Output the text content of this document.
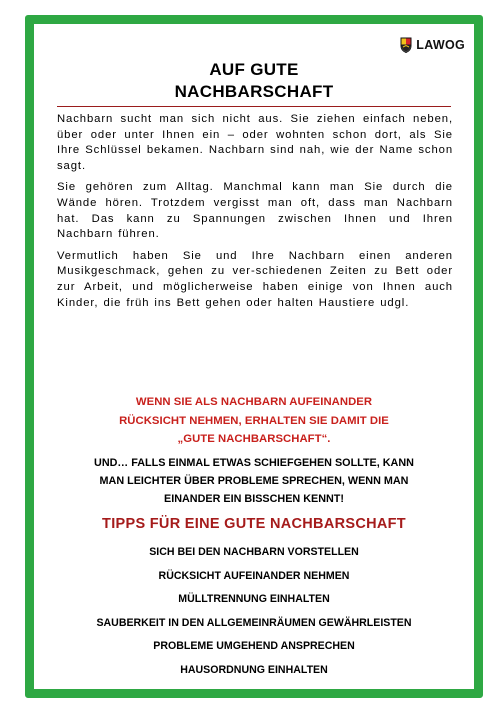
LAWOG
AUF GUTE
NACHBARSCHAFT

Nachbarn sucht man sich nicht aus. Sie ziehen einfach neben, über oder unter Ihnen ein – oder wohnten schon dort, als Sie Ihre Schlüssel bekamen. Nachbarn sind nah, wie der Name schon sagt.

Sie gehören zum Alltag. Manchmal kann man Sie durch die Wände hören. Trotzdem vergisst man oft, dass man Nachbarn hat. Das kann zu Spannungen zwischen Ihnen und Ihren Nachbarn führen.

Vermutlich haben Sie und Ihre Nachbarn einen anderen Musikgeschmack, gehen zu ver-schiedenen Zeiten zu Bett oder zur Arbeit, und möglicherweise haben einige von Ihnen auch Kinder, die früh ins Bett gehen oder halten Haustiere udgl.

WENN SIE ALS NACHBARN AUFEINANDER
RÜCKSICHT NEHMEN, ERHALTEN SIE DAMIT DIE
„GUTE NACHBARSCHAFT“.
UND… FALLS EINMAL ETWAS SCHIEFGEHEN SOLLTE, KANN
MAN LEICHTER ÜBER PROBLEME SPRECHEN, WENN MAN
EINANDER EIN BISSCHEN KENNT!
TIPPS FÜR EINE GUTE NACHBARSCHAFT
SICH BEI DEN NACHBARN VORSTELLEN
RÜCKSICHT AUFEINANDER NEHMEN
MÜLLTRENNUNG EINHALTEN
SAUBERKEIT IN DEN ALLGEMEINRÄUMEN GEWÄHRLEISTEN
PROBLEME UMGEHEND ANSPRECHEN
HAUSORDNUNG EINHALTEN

---

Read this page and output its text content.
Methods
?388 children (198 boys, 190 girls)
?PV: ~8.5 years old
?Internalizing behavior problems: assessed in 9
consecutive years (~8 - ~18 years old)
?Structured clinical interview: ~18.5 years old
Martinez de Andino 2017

---

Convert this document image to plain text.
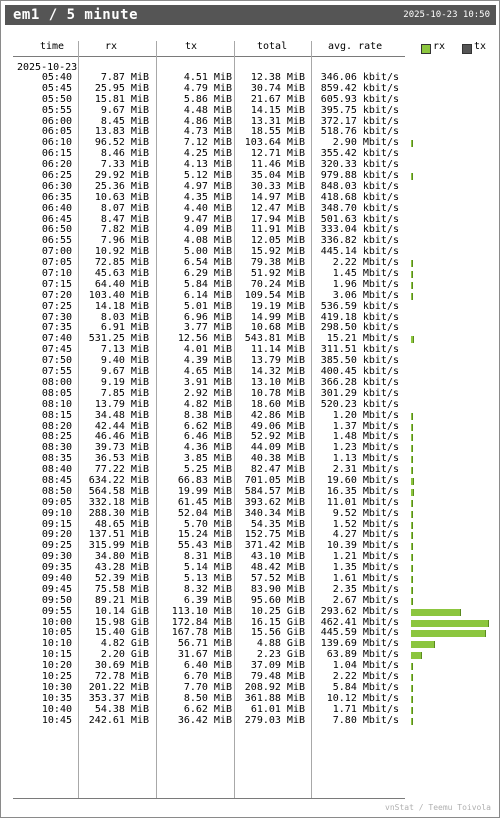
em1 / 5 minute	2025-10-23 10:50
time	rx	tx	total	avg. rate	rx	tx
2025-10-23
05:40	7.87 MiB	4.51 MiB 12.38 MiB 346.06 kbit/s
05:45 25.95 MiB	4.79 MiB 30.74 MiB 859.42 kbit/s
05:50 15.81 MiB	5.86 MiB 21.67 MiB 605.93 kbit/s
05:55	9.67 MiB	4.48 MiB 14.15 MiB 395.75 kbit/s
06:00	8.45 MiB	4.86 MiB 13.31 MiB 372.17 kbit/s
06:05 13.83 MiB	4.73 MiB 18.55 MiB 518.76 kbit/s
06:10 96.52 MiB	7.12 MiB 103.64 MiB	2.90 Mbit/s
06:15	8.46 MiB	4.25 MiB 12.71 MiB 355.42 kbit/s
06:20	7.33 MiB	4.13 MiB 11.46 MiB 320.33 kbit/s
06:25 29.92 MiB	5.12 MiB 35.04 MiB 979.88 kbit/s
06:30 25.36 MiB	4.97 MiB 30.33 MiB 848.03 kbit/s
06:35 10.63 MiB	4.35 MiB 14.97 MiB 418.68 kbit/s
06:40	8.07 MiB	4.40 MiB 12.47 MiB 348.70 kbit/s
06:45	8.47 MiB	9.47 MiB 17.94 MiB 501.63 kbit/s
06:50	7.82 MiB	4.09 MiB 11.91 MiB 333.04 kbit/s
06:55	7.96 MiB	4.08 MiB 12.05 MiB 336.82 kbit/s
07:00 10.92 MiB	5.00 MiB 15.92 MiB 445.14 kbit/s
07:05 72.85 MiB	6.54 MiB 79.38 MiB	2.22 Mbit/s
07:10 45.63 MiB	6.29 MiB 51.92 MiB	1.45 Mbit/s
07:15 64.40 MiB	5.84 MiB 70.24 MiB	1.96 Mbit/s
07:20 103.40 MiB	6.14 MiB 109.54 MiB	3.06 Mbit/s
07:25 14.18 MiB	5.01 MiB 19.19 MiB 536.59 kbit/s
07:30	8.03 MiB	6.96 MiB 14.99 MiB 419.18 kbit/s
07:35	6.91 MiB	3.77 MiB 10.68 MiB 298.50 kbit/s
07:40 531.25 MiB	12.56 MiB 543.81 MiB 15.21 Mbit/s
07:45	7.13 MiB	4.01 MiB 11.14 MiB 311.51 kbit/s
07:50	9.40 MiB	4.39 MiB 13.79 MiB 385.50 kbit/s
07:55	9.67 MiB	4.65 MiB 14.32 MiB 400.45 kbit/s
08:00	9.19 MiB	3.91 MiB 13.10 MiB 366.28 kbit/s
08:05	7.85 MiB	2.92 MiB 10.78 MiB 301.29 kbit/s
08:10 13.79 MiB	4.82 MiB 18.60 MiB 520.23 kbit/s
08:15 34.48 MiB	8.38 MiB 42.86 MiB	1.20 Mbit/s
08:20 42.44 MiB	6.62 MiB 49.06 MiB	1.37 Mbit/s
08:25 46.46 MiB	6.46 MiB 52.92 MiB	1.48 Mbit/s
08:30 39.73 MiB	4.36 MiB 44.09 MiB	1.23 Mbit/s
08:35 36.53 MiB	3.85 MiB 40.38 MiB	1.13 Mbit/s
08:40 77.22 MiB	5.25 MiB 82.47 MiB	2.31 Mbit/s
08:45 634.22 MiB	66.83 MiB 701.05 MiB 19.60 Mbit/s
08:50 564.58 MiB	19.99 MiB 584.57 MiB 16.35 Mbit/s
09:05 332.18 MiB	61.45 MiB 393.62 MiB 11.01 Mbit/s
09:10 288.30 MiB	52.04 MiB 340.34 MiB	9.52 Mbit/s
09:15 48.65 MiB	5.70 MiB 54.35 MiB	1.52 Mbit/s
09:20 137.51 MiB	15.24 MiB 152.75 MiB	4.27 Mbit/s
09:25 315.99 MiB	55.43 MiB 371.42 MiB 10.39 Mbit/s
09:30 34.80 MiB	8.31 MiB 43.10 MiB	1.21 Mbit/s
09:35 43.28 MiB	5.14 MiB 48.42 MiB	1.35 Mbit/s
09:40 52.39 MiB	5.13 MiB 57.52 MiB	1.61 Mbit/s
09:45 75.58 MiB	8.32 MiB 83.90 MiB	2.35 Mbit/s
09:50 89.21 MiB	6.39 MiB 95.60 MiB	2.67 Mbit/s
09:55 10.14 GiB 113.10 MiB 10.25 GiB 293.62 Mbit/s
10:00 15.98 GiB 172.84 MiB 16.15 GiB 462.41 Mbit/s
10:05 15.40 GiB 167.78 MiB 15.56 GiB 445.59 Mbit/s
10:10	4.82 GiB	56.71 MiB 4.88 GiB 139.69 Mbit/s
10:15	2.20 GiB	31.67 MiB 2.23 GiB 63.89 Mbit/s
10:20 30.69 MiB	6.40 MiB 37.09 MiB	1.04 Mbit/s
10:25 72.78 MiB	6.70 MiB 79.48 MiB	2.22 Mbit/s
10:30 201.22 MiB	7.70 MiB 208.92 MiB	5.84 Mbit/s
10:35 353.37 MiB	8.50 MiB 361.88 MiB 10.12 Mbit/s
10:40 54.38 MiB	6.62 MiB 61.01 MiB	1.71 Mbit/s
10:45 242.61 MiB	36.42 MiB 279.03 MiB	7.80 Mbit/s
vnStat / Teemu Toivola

### INSTRUCTIONS FOR THE TASK
Return all lines with the word "content" in them.

### OUTPUT OF THE TASK
Output the text content of this document.
Read this page and output its text content.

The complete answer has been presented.